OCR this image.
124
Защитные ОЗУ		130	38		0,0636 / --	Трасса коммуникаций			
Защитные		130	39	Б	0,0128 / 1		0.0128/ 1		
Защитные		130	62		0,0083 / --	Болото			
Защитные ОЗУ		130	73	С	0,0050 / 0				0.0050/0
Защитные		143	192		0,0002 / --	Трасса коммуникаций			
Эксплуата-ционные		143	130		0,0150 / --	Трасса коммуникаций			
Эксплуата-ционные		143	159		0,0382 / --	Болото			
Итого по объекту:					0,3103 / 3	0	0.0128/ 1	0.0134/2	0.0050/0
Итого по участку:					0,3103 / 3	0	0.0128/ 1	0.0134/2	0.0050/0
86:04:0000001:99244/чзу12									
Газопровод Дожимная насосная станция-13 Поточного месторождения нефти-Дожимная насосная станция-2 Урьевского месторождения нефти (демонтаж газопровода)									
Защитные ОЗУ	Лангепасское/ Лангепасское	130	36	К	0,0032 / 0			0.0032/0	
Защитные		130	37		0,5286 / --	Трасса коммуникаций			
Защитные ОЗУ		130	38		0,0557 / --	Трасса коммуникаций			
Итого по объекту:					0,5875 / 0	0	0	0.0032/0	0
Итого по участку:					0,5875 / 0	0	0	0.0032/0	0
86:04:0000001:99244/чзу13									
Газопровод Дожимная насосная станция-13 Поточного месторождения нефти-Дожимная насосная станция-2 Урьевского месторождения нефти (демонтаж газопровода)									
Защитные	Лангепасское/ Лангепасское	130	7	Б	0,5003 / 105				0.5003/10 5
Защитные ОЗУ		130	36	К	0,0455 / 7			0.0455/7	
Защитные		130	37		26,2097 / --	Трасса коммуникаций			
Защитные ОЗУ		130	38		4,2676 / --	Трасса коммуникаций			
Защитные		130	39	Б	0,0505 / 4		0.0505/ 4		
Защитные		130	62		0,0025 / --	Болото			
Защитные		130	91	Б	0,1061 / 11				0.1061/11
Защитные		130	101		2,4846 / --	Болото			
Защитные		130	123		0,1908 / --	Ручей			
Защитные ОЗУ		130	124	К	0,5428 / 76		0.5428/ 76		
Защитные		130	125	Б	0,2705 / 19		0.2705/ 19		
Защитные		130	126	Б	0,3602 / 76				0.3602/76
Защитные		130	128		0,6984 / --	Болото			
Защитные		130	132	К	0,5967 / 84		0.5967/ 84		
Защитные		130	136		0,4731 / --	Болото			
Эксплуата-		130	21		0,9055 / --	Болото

************

Do this
Each line of the material should be echoed exactly.

Answer to this problem
OCR this image.
124
Защитные ОЗУ		130	38		0,0636 / --	Трасса коммуникаций			
Защитные		130	39	Б	0,0128 / 1		0.0128/ 1		
Защитные		130	62		0,0083 / --	Болото			
Защитные ОЗУ		130	73	С	0,0050 / 0				0.0050/0
Защитные		143	192		0,0002 / --	Трасса коммуникаций			
Эксплуата-ционные		143	130		0,0150 / --	Трасса коммуникаций			
Эксплуата-ционные		143	159		0,0382 / --	Болото			
Итого по объекту:					0,3103 / 3	0	0.0128/ 1	0.0134/2	0.0050/0
Итого по участку:					0,3103 / 3	0	0.0128/ 1	0.0134/2	0.0050/0
86:04:0000001:99244/чзу12									
Газопровод Дожимная насосная станция-13 Поточного месторождения нефти-Дожимная насосная станция-2 Урьевского месторождения нефти (демонтаж газопровода)									
Защитные ОЗУ	Лангепасское/ Лангепасское	130	36	К	0,0032 / 0			0.0032/0	
Защитные		130	37		0,5286 / --	Трасса коммуникаций			
Защитные ОЗУ		130	38		0,0557 / --	Трасса коммуникаций			
Итого по объекту:					0,5875 / 0	0	0	0.0032/0	0
Итого по участку:					0,5875 / 0	0	0	0.0032/0	0
86:04:0000001:99244/чзу13									
Газопровод Дожимная насосная станция-13 Поточного месторождения нефти-Дожимная насосная станция-2 Урьевского месторождения нефти (демонтаж газопровода)									
Защитные	Лангепасское/ Лангепасское	130	7	Б	0,5003 / 105				0.5003/10 5
Защитные ОЗУ		130	36	К	0,0455 / 7			0.0455/7	
Защитные		130	37		26,2097 / --	Трасса коммуникаций			
Защитные ОЗУ		130	38		4,2676 / --	Трасса коммуникаций			
Защитные		130	39	Б	0,0505 / 4		0.0505/ 4		
Защитные		130	62		0,0025 / --	Болото			
Защитные		130	91	Б	0,1061 / 11				0.1061/11
Защитные		130	101		2,4846 / --	Болото			
Защитные		130	123		0,1908 / --	Ручей			
Защитные ОЗУ		130	124	К	0,5428 / 76		0.5428/ 76		
Защитные		130	125	Б	0,2705 / 19		0.2705/ 19		
Защитные		130	126	Б	0,3602 / 76				0.3602/76
Защитные		130	128		0,6984 / --	Болото			
Защитные		130	132	К	0,5967 / 84		0.5967/ 84		
Защитные		130	136		0,4731 / --	Болото			
Эксплуата-		130	21		0,9055 / --	Болото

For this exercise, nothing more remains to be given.